Task instructions:
What follows is a block of records; reproduce all of it verbatim.

Data to use:
⟨
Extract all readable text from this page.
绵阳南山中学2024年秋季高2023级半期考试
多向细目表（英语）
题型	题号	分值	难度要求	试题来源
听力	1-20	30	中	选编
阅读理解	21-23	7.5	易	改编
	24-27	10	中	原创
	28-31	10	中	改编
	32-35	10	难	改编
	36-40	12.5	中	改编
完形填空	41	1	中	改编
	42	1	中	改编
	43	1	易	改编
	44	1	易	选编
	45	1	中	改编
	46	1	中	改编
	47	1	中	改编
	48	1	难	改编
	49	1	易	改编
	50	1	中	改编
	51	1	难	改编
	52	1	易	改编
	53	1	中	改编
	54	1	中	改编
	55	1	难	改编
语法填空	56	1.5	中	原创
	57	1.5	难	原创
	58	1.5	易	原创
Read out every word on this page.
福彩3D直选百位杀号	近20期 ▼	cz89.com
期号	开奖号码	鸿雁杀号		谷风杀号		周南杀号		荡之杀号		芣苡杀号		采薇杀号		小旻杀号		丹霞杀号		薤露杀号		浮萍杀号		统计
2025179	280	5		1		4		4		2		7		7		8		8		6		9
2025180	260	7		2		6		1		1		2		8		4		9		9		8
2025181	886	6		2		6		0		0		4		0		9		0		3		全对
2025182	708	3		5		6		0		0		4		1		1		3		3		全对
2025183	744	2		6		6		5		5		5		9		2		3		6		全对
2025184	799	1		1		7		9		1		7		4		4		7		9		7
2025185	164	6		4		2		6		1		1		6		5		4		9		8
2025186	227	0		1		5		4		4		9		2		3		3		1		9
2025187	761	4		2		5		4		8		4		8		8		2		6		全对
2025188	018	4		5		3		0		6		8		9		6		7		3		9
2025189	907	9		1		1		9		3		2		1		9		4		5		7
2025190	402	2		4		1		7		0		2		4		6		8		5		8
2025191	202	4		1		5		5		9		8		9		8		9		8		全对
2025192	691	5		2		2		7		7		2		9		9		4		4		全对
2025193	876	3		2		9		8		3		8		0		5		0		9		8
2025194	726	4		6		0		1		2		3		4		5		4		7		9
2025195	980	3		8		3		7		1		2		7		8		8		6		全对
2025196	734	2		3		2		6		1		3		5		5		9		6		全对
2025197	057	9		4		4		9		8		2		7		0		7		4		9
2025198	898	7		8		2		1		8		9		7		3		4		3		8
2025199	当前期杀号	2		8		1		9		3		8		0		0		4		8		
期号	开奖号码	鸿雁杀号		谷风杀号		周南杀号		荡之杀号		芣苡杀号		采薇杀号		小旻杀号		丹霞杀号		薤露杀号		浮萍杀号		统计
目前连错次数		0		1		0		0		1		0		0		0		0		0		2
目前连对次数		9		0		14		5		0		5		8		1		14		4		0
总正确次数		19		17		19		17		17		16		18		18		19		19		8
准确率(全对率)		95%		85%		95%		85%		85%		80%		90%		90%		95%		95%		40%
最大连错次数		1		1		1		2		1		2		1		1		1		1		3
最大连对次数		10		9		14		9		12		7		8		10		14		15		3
⟩
Response:
Extract all readable text from this page.
绵阳南山中学2024年秋季高2023级半期考试
多向细目表（英语）
题型	题号	分值	难度要求	试题来源
听力	1-20	30	中	选编
阅读理解	21-23	7.5	易	改编
	24-27	10	中	原创
	28-31	10	中	改编
	32-35	10	难	改编
	36-40	12.5	中	改编
完形填空	41	1	中	改编
	42	1	中	改编
	43	1	易	改编
	44	1	易	选编
	45	1	中	改编
	46	1	中	改编
	47	1	中	改编
	48	1	难	改编
	49	1	易	改编
	50	1	中	改编
	51	1	难	改编
	52	1	易	改编
	53	1	中	改编
	54	1	中	改编
	55	1	难	改编
语法填空	56	1.5	中	原创
	57	1.5	难	原创
	58	1.5	易	原创
Read out every word on this page.
福彩3D直选百位杀号	近20期 ▼	cz89.com
期号	开奖号码	鸿雁杀号		谷风杀号		周南杀号		荡之杀号		芣苡杀号		采薇杀号		小旻杀号		丹霞杀号		薤露杀号		浮萍杀号		统计
2025179	280	5		1		4		4		2		7		7		8		8		6		9
2025180	260	7		2		6		1		1		2		8		4		9		9		8
2025181	886	6		2		6		0		0		4		0		9		0		3		全对
2025182	708	3		5		6		0		0		4		1		1		3		3		全对
2025183	744	2		6		6		5		5		5		9		2		3		6		全对
2025184	799	1		1		7		9		1		7		4		4		7		9		7
2025185	164	6		4		2		6		1		1		6		5		4		9		8
2025186	227	0		1		5		4		4		9		2		3		3		1		9
2025187	761	4		2		5		4		8		4		8		8		2		6		全对
2025188	018	4		5		3		0		6		8		9		6		7		3		9
2025189	907	9		1		1		9		3		2		1		9		4		5		7
2025190	402	2		4		1		7		0		2		4		6		8		5		8
2025191	202	4		1		5		5		9		8		9		8		9		8		全对
2025192	691	5		2		2		7		7		2		9		9		4		4		全对
2025193	876	3		2		9		8		3		8		0		5		0		9		8
2025194	726	4		6		0		1		2		3		4		5		4		7		9
2025195	980	3		8		3		7		1		2		7		8		8		6		全对
2025196	734	2		3		2		6		1		3		5		5		9		6		全对
2025197	057	9		4		4		9		8		2		7		0		7		4		9
2025198	898	7		8		2		1		8		9		7		3		4		3		8
2025199	当前期杀号	2		8		1		9		3		8		0		0		4		8		
期号	开奖号码	鸿雁杀号		谷风杀号		周南杀号		荡之杀号		芣苡杀号		采薇杀号		小旻杀号		丹霞杀号		薤露杀号		浮萍杀号		统计
目前连错次数		0		1		0		0		1		0		0		0		0		0		2
目前连对次数		9		0		14		5		0		5		8		1		14		4		0
总正确次数		19		17		19		17		17		16		18		18		19		19		8
准确率(全对率)		95%		85%		95%		85%		85%		80%		90%		90%		95%		95%		40%
最大连错次数		1		1		1		2		1		2		1		1		1		1		3
最大连对次数		10		9		14		9		12		7		8		10		14		15		3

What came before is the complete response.